(Figure record listings)
-*-

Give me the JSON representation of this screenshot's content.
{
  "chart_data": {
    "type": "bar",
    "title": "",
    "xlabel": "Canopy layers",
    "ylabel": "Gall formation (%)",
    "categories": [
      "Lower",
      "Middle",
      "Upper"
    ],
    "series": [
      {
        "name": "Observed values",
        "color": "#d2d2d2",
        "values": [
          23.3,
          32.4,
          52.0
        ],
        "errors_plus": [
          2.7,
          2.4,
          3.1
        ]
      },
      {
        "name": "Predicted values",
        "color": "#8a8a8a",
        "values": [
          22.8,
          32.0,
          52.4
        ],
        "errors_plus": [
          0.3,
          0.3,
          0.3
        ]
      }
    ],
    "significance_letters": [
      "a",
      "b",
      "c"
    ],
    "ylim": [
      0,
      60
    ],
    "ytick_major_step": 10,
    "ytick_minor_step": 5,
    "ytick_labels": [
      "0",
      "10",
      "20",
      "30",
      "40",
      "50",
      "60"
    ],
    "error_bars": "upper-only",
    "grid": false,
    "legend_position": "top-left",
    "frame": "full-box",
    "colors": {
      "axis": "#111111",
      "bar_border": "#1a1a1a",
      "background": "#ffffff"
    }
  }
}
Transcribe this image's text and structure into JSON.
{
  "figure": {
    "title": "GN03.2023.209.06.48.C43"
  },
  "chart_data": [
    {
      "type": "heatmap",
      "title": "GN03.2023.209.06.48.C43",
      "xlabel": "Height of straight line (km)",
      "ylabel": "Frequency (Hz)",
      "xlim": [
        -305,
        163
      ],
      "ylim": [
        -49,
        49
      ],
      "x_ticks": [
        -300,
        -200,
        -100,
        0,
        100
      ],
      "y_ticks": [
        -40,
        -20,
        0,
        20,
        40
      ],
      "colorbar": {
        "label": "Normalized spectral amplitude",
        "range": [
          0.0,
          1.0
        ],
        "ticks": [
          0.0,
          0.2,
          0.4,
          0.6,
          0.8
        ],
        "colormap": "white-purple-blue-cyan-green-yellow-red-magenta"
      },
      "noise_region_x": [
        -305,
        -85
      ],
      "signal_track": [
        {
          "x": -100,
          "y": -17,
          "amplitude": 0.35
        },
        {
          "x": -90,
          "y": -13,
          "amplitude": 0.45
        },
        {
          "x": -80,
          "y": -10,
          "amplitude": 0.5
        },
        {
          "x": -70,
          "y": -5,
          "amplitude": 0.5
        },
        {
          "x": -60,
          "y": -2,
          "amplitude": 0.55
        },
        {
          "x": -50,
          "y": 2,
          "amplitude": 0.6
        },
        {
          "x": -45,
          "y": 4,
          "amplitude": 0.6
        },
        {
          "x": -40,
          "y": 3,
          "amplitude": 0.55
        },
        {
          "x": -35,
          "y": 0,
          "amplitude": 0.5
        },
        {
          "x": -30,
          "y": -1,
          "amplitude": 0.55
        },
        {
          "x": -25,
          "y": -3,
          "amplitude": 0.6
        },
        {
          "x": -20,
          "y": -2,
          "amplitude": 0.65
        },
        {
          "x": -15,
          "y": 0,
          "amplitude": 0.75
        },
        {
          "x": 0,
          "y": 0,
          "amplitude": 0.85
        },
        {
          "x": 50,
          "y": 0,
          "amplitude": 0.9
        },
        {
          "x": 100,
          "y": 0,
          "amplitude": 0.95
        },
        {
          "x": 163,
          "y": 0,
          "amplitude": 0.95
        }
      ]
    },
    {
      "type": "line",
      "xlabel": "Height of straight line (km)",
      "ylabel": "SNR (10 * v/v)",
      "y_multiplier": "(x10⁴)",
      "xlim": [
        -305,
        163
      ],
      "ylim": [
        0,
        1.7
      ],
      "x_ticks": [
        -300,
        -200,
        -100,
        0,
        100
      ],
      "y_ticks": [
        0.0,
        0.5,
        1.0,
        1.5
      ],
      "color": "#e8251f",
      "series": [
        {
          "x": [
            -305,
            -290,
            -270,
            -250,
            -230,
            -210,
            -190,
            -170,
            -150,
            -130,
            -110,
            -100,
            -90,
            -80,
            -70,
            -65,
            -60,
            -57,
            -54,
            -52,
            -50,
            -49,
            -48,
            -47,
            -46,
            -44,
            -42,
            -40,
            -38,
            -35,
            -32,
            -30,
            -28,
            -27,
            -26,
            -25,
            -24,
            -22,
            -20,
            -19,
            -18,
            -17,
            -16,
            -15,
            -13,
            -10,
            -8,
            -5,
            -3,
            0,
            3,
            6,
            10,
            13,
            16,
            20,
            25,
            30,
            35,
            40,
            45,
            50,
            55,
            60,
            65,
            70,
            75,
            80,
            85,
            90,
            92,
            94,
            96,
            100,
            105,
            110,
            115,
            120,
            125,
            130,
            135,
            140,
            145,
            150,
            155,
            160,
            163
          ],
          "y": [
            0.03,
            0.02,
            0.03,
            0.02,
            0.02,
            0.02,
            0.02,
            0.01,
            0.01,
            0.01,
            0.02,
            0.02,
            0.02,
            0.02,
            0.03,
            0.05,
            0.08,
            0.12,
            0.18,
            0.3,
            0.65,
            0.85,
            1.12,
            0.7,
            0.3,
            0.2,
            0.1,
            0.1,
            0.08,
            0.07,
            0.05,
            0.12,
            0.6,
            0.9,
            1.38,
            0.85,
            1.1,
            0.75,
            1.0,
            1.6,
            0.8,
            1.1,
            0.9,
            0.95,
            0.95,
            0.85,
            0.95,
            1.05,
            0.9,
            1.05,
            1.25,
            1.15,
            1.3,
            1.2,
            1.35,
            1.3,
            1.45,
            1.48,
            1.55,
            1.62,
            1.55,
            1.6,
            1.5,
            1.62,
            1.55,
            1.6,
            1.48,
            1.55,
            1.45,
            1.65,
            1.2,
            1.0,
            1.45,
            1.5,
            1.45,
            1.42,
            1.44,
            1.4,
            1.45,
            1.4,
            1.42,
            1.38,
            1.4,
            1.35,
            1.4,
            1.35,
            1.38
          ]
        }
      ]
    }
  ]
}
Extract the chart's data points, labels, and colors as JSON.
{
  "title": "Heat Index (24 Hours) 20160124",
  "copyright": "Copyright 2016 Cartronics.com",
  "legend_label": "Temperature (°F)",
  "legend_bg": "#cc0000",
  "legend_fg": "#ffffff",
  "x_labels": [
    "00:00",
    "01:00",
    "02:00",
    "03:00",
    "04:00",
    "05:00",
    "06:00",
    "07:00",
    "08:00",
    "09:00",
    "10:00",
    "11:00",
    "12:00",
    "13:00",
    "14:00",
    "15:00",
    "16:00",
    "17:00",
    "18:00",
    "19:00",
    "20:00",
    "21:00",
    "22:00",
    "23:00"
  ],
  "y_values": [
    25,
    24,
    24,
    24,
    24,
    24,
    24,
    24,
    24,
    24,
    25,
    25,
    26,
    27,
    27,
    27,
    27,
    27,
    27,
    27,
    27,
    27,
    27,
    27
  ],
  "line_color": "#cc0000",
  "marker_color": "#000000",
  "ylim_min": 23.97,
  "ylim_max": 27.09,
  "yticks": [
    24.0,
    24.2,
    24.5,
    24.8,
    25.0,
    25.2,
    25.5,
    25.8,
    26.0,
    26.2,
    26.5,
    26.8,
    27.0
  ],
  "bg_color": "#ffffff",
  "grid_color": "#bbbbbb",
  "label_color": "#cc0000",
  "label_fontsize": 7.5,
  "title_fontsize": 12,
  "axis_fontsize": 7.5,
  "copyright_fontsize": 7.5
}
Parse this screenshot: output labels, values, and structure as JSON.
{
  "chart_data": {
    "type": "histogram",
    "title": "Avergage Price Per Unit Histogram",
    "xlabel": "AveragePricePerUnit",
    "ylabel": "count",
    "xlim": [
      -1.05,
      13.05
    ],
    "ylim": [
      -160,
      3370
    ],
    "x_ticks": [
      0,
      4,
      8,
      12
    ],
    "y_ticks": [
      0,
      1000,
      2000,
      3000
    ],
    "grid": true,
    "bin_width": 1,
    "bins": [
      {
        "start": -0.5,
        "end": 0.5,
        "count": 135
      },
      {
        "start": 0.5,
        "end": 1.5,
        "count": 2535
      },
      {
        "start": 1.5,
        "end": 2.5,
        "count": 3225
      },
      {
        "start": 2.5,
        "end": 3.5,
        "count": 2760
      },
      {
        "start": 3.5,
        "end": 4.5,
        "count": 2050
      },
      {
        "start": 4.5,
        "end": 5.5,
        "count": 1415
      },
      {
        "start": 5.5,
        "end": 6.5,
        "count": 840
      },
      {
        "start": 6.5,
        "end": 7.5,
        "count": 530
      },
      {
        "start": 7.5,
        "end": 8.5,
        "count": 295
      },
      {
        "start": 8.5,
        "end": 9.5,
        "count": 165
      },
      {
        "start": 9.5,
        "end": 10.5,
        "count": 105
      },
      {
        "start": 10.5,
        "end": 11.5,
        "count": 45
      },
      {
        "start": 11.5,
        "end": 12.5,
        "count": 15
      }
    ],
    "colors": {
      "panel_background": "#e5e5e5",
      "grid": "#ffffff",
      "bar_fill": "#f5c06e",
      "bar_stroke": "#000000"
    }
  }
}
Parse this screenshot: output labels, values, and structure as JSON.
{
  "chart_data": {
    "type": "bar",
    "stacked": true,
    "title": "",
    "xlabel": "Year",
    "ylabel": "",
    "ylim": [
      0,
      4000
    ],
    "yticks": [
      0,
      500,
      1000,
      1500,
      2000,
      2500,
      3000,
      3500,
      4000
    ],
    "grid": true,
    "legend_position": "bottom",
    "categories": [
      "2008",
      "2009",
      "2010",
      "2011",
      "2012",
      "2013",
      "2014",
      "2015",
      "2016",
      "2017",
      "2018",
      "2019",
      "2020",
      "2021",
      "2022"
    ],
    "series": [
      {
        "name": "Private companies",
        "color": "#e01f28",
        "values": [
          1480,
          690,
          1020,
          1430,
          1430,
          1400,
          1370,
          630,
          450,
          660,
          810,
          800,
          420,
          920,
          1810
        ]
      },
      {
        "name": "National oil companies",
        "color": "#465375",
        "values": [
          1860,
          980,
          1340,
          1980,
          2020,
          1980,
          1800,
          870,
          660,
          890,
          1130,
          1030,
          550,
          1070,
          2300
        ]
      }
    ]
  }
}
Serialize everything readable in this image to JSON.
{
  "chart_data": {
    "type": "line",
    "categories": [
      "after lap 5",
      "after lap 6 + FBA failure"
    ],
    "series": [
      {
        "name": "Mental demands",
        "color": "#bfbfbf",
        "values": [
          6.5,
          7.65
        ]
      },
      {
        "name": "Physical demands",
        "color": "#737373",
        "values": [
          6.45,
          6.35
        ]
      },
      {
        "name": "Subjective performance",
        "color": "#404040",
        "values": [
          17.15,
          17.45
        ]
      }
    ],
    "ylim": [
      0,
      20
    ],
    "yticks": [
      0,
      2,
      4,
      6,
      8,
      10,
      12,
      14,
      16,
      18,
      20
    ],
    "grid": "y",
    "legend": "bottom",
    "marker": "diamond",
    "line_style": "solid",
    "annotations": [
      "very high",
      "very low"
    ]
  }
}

-*-

→ What is being asked
Copy down every line of the entries containing the word "this".

→ Written reply
Give me the JSON representation of this screenshot's content.
Transcribe this image's text and structure into JSON.
Parse this screenshot: output labels, values, and structure as JSON.
Parse this screenshot: output labels, values, and structure as JSON.
Serialize everything readable in this image to JSON.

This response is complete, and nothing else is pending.